##### Material provided #####

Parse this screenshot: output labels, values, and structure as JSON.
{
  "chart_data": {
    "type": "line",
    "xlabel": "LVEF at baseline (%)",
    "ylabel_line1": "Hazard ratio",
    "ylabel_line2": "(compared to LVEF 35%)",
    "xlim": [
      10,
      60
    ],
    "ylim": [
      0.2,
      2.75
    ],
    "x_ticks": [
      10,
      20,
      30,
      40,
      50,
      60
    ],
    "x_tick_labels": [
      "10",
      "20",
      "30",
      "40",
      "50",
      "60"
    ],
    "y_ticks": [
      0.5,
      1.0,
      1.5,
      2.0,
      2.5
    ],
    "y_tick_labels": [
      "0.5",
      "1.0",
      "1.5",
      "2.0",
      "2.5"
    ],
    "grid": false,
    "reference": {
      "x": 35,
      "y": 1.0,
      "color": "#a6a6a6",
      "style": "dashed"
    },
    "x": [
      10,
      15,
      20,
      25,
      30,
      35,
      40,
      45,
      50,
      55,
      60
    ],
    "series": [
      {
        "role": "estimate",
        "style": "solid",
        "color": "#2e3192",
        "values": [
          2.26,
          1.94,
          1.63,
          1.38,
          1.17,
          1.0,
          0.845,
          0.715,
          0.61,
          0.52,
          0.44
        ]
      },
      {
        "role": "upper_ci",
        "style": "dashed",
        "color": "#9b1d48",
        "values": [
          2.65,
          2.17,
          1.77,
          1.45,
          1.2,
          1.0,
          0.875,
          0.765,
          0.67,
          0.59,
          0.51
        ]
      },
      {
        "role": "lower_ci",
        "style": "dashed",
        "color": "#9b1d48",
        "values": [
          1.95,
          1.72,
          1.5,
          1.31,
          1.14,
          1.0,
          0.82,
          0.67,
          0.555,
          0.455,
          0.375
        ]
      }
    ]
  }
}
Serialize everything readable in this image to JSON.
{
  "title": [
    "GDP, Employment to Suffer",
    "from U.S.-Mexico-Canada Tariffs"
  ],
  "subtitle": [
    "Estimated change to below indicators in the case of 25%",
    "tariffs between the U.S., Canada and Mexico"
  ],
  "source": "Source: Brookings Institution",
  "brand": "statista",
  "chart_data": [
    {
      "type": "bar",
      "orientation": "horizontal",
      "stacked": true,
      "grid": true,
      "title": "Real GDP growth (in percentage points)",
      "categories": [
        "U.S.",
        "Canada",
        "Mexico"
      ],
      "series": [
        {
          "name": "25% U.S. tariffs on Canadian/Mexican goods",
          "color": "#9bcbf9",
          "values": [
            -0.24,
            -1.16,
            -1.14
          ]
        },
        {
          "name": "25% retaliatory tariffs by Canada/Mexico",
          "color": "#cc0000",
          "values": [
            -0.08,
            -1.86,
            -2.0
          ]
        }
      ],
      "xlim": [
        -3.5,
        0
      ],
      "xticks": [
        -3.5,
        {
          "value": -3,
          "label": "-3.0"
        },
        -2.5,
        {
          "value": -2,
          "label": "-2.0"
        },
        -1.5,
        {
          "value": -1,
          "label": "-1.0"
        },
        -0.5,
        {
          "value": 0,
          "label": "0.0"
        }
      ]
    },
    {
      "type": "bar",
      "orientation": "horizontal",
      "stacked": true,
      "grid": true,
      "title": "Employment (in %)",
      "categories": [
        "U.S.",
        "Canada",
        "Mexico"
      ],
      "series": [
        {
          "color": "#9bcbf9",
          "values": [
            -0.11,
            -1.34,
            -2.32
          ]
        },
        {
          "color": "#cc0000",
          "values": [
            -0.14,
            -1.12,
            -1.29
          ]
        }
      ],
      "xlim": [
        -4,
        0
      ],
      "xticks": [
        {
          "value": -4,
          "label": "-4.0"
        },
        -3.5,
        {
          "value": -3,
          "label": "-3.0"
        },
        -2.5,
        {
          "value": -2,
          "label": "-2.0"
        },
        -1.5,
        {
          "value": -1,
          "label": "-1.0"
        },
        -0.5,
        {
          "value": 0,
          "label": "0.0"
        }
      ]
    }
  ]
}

#####

- [Task objective]:
From the entries above, collect every line with the string "LVEF" in it.

- [Task output]:
    "xlabel": "LVEF at baseline (%)",
    "ylabel_line2": "(compared to LVEF 35%)",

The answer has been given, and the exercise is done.